In the stretch from the start of the listing through the line containing "file-row[interactable]: verify.dll 23.01.2015", change "Приложение" to "Программа" and give those lines again with nothing else altered.

======== RECORDS SHOWN ========

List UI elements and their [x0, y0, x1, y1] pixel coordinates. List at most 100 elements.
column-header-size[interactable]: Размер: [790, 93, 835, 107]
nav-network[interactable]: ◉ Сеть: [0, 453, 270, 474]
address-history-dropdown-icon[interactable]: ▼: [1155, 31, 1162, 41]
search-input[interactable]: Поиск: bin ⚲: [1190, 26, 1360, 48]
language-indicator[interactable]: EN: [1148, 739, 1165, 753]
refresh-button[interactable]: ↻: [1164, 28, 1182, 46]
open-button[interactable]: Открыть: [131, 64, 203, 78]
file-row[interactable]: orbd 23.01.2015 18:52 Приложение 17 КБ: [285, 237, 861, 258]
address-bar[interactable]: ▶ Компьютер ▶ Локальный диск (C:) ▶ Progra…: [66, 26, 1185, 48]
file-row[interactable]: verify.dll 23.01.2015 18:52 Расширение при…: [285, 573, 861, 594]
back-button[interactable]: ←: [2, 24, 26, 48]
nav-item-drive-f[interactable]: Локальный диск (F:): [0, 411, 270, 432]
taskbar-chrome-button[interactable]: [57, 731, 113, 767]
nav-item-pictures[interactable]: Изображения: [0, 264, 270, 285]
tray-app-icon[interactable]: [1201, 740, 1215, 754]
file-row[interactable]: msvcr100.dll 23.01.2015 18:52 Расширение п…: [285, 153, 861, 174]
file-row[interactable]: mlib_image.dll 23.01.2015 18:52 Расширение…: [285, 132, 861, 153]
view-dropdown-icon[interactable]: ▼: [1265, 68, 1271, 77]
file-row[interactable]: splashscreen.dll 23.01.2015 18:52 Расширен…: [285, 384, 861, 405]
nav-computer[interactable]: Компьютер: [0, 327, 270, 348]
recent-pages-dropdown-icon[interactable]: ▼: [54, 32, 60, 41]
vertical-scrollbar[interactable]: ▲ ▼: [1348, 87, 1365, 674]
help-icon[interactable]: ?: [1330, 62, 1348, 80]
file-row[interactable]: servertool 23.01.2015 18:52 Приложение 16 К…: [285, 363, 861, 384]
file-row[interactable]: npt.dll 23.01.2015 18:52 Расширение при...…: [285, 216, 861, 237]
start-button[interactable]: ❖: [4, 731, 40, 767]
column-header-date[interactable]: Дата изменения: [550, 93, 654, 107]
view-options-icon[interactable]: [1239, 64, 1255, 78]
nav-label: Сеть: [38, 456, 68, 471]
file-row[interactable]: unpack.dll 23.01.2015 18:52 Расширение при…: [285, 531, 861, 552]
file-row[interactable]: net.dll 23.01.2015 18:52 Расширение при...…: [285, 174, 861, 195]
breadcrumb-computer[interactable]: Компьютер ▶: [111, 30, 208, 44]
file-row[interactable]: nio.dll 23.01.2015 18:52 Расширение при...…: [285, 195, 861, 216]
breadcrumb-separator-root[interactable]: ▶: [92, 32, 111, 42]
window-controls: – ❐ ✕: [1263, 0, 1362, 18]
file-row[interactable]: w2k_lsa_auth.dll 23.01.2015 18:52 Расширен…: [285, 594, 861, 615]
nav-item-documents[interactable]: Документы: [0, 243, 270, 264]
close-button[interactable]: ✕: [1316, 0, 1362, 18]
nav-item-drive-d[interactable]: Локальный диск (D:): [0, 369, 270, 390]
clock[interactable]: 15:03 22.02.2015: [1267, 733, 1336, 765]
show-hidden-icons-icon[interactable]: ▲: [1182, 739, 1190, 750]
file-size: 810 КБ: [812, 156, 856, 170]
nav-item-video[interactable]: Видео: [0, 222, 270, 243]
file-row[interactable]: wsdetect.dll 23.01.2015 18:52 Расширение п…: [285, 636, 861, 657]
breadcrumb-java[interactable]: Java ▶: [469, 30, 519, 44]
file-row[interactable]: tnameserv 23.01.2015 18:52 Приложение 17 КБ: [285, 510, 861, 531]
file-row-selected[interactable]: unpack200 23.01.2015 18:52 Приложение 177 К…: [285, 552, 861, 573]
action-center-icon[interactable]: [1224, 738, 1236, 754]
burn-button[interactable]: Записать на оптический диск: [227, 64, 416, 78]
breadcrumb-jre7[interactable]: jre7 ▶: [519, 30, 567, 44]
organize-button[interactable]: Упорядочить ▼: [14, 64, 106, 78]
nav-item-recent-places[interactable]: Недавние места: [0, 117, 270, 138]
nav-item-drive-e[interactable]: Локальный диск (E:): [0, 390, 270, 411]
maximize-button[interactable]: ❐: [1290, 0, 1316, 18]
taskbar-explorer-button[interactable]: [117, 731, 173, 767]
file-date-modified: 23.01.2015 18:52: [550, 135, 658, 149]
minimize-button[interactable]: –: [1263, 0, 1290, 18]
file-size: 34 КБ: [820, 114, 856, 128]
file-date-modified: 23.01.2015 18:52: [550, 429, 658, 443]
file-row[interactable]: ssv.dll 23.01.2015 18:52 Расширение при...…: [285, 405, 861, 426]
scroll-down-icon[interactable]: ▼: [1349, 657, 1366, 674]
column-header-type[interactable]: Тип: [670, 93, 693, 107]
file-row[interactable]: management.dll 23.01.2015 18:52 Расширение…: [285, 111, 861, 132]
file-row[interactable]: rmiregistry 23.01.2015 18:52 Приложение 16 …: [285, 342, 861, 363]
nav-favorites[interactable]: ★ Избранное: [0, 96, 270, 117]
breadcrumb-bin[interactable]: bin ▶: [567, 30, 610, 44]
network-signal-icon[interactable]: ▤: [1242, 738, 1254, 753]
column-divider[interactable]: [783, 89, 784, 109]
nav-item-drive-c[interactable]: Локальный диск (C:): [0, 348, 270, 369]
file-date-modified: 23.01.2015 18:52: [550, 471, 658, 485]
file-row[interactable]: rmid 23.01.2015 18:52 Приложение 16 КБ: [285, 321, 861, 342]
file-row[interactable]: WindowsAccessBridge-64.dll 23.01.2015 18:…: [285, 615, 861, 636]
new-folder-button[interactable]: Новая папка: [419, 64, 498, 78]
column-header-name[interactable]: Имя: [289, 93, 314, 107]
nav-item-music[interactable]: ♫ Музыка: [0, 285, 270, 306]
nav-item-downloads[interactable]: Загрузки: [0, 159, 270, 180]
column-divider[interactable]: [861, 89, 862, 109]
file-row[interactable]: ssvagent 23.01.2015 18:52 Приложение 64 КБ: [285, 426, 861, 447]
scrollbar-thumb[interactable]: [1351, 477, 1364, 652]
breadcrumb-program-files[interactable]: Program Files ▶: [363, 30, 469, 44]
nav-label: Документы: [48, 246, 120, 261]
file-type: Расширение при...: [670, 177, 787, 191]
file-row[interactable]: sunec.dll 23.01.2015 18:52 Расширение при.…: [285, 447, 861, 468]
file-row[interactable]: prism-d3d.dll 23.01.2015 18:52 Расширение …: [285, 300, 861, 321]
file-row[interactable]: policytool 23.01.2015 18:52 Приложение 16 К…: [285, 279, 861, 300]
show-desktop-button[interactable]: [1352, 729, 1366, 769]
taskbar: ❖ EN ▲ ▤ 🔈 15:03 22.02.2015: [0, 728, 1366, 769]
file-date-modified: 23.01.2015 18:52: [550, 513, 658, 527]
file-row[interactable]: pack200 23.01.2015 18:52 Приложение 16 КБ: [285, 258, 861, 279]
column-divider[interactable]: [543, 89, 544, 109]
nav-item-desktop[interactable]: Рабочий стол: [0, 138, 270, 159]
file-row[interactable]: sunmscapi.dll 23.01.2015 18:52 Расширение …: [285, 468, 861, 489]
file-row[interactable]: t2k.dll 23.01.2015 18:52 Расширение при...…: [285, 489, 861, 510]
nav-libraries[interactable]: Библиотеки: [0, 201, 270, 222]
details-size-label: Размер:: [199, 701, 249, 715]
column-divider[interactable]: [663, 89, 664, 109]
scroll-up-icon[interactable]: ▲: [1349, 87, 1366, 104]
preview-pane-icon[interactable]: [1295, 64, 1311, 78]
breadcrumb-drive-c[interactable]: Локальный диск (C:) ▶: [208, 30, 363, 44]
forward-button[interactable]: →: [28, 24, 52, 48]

========

REPLY:
List UI elements and their [x0, y0, x1, y1] pixel coordinates. List at most 100 elements.
column-header-size[interactable]: Размер: [790, 93, 835, 107]
nav-network[interactable]: ◉ Сеть: [0, 453, 270, 474]
address-history-dropdown-icon[interactable]: ▼: [1155, 31, 1162, 41]
search-input[interactable]: Поиск: bin ⚲: [1190, 26, 1360, 48]
language-indicator[interactable]: EN: [1148, 739, 1165, 753]
refresh-button[interactable]: ↻: [1164, 28, 1182, 46]
open-button[interactable]: Открыть: [131, 64, 203, 78]
file-row[interactable]: orbd 23.01.2015 18:52 Программа 17 КБ: [285, 237, 861, 258]
address-bar[interactable]: ▶ Компьютер ▶ Локальный диск (C:) ▶ Progra…: [66, 26, 1185, 48]
file-row[interactable]: verify.dll 23.01.2015 18:52 Расширение при…: [285, 573, 861, 594]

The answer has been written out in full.